• _WHAT THE TASK REQUIRES_: Work out the number of lines containing "xlabel". Answer with nothing but that number.

• _RECORDS SUPPLIED_:
------------------------------------

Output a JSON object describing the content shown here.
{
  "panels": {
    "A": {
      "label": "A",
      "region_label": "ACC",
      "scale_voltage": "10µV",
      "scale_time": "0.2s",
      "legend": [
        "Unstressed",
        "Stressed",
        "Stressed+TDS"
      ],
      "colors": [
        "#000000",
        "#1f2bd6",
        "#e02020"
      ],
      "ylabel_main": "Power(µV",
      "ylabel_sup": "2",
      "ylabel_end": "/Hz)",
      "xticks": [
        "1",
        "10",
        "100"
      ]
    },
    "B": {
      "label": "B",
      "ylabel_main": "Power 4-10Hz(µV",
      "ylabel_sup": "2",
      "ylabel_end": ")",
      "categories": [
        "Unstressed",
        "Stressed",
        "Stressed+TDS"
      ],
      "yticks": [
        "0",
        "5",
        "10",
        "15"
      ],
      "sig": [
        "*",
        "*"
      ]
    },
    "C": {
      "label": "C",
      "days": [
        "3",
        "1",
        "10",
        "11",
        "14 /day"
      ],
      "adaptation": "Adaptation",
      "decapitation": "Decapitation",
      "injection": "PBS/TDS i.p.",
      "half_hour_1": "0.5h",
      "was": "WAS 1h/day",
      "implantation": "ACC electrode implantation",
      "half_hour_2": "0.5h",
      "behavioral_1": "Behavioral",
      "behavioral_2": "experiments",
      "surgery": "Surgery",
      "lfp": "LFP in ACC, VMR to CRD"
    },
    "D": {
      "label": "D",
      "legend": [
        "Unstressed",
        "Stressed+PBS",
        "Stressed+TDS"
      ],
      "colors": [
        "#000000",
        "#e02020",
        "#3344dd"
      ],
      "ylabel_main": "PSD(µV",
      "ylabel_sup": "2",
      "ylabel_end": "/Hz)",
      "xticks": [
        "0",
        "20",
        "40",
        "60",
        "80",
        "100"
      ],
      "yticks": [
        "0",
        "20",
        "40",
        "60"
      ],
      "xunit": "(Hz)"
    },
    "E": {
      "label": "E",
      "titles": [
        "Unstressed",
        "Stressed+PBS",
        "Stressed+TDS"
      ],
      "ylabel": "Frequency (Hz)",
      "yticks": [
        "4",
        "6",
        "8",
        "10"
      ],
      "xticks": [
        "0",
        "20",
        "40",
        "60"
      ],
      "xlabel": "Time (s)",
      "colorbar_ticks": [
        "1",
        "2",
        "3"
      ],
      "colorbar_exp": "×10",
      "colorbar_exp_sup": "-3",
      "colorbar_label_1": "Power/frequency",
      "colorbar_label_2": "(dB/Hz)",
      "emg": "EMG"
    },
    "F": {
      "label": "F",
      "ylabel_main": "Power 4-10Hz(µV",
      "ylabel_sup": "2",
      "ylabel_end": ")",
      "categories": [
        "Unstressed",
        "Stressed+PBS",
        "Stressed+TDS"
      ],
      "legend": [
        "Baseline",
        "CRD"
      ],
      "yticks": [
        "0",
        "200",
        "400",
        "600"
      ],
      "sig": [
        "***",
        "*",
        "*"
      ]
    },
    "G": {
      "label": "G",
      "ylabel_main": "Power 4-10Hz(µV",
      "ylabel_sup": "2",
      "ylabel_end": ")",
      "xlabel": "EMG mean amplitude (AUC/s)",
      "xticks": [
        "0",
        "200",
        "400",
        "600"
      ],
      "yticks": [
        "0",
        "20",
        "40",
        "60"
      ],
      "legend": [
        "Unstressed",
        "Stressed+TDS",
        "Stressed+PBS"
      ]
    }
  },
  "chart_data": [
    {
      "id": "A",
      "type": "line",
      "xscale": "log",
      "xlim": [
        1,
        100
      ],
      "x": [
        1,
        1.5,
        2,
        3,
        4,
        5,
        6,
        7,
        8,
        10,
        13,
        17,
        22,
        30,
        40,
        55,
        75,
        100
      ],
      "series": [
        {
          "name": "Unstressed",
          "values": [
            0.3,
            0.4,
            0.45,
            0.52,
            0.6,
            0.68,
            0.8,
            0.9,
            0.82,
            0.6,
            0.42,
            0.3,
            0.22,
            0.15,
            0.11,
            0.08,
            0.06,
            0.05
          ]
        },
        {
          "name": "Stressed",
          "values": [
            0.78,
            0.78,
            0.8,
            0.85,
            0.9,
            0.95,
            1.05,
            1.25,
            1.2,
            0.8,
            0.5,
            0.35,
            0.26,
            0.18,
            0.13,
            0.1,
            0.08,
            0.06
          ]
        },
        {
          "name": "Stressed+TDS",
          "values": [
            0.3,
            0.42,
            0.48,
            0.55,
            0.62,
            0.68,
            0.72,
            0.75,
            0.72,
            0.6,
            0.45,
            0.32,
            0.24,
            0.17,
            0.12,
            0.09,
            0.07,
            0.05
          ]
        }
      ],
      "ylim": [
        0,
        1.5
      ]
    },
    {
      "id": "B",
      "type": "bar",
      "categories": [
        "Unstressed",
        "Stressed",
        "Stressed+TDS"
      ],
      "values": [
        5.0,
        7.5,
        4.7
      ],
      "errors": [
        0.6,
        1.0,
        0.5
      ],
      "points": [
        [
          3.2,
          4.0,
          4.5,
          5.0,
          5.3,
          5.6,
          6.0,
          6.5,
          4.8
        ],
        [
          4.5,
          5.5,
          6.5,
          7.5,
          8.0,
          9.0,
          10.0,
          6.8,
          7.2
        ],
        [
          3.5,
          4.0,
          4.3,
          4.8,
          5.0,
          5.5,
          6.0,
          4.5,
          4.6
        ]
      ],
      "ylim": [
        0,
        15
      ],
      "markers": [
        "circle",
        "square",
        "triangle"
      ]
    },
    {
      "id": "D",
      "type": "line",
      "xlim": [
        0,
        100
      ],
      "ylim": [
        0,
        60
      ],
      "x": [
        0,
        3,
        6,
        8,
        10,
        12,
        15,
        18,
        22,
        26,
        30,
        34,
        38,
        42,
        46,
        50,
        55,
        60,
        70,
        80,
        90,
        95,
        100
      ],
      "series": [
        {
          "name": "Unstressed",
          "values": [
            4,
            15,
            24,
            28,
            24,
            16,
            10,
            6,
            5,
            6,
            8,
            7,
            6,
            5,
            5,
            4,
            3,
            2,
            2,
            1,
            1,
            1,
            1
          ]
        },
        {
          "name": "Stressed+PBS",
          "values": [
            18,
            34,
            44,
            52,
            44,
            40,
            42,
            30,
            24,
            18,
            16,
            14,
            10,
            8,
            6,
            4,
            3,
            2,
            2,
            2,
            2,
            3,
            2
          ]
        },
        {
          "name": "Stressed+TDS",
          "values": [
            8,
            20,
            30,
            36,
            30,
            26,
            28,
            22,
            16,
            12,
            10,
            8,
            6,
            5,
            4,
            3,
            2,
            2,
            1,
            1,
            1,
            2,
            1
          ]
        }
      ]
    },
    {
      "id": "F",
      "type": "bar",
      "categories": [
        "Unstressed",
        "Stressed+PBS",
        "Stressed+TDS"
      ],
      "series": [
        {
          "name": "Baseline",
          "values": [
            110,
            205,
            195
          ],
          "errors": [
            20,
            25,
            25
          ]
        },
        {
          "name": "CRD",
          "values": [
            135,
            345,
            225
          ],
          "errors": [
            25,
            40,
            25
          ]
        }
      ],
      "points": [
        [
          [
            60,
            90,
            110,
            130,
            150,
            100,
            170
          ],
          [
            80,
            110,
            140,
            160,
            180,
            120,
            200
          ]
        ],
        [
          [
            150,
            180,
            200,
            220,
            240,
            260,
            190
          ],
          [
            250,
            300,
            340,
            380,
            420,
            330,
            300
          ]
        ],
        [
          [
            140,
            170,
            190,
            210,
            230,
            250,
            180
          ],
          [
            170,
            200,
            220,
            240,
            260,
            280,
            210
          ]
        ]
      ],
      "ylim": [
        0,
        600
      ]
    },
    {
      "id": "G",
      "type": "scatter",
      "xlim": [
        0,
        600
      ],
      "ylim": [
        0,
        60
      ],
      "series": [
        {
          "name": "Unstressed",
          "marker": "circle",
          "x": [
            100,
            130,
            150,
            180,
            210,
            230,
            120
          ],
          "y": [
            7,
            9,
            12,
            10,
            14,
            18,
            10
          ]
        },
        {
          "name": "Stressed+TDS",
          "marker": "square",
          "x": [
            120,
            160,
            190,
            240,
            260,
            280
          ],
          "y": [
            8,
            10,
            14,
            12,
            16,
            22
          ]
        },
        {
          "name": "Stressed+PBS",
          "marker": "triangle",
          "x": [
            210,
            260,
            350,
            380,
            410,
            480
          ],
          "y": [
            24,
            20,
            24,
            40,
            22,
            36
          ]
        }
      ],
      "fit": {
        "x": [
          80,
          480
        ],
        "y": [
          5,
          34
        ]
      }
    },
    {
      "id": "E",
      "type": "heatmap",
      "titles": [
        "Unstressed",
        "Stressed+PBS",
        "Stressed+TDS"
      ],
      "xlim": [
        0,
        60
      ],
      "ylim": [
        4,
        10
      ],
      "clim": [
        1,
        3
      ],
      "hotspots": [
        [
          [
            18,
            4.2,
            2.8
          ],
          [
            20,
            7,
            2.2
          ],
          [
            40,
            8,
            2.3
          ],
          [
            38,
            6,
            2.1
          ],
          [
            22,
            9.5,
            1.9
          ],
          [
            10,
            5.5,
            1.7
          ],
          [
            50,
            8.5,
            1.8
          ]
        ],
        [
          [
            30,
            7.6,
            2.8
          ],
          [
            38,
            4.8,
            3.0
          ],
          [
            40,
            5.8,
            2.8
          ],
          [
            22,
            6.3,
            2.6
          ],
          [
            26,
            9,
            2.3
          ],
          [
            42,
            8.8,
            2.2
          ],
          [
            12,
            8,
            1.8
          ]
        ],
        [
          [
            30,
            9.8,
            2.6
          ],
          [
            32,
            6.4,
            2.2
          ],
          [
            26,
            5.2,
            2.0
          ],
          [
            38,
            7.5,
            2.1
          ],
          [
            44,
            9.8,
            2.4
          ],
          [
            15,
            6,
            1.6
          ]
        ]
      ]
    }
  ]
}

------------------------------------

• _FULL OUTPUT_: 2